Instruction →
Among the lines of this listing, determine how many contain the string "time". Answer with the number only.

── Dataset extract

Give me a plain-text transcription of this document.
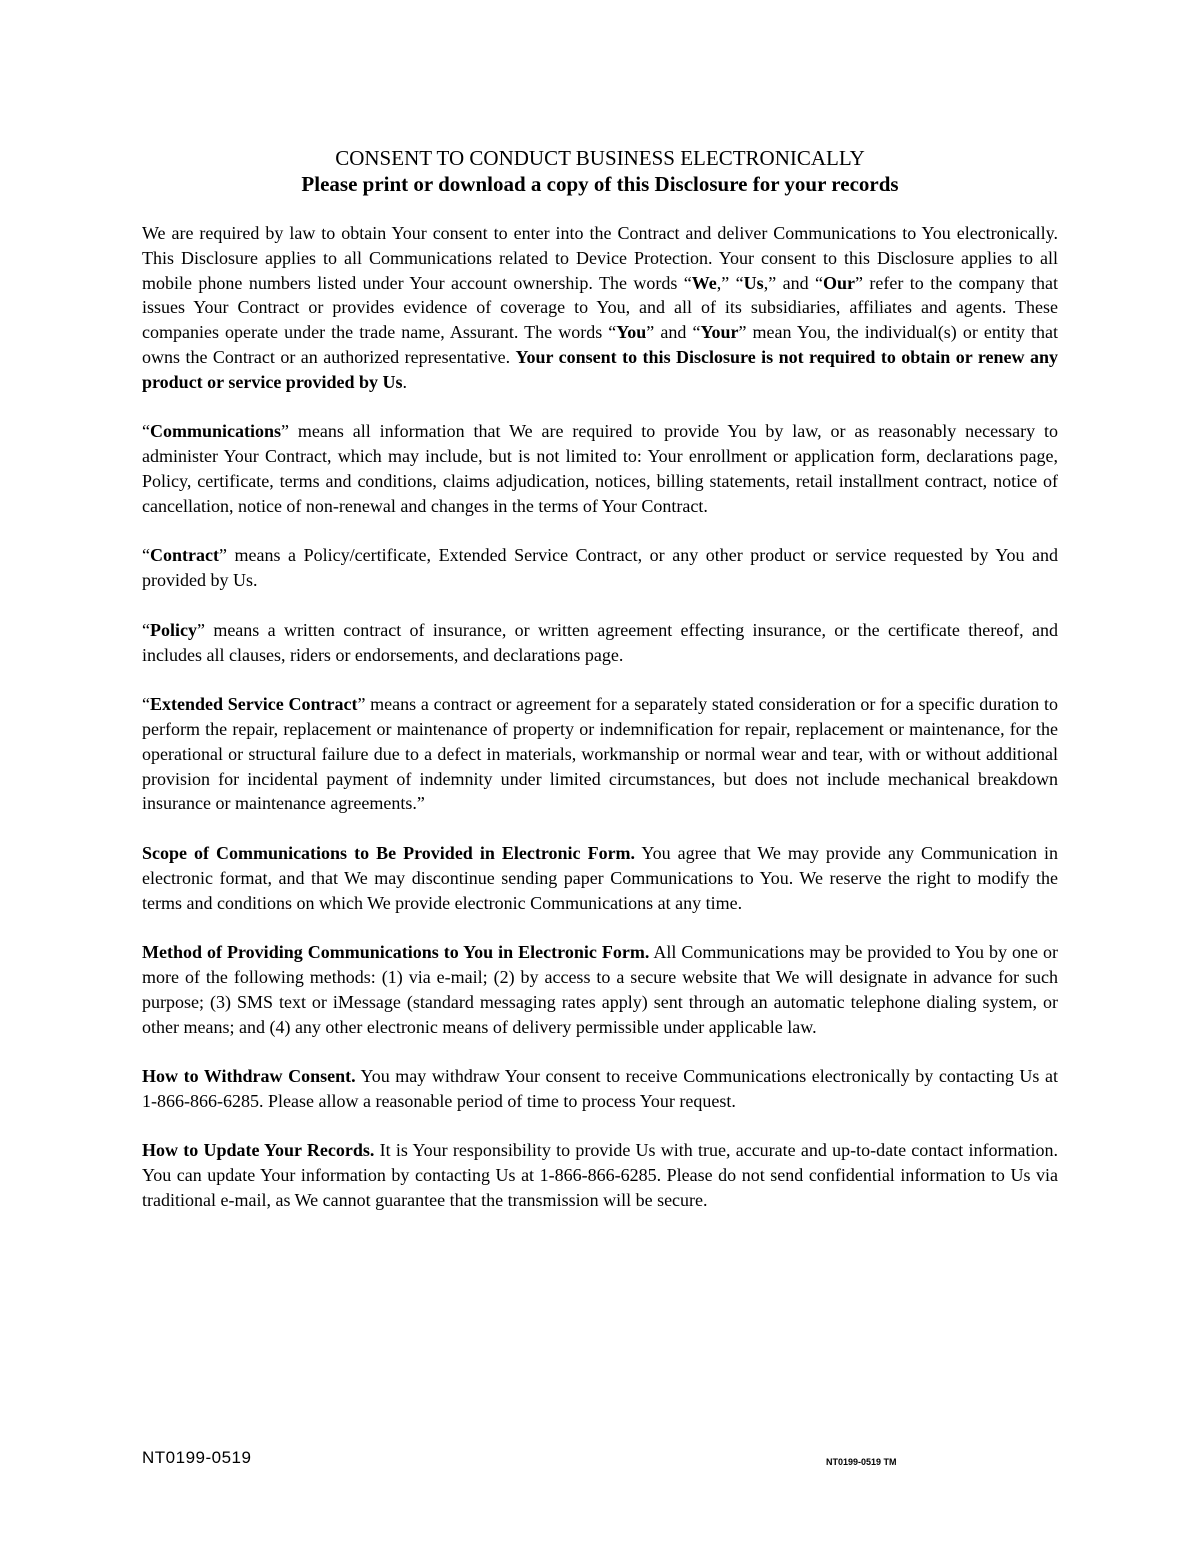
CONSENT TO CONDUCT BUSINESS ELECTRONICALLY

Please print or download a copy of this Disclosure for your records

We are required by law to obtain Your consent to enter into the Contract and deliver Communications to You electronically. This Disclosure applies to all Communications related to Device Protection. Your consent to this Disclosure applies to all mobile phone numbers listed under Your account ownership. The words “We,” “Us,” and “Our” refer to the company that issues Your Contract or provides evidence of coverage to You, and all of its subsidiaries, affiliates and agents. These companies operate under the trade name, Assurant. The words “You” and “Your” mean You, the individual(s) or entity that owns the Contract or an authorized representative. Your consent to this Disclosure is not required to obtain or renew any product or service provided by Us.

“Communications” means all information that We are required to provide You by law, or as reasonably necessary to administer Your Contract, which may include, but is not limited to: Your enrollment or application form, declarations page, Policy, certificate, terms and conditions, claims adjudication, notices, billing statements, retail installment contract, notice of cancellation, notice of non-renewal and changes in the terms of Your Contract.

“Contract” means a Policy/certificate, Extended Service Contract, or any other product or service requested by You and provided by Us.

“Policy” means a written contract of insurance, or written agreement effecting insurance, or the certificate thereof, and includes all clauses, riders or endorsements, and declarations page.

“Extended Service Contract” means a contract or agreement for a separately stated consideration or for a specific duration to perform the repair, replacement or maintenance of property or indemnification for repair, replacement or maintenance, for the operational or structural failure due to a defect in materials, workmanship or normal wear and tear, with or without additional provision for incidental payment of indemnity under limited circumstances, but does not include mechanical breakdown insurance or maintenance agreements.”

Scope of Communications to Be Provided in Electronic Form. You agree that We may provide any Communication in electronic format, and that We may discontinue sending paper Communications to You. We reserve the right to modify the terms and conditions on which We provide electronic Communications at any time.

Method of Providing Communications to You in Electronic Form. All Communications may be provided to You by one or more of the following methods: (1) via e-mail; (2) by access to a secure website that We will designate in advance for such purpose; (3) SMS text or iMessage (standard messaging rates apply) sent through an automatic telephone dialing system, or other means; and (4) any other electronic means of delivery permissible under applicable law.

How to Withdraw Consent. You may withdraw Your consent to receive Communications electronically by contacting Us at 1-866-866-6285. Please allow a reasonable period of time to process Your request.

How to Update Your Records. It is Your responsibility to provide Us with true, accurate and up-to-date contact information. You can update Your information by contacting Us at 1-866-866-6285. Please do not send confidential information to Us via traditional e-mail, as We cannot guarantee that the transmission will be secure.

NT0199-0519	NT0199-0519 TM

────

Worked answer →
2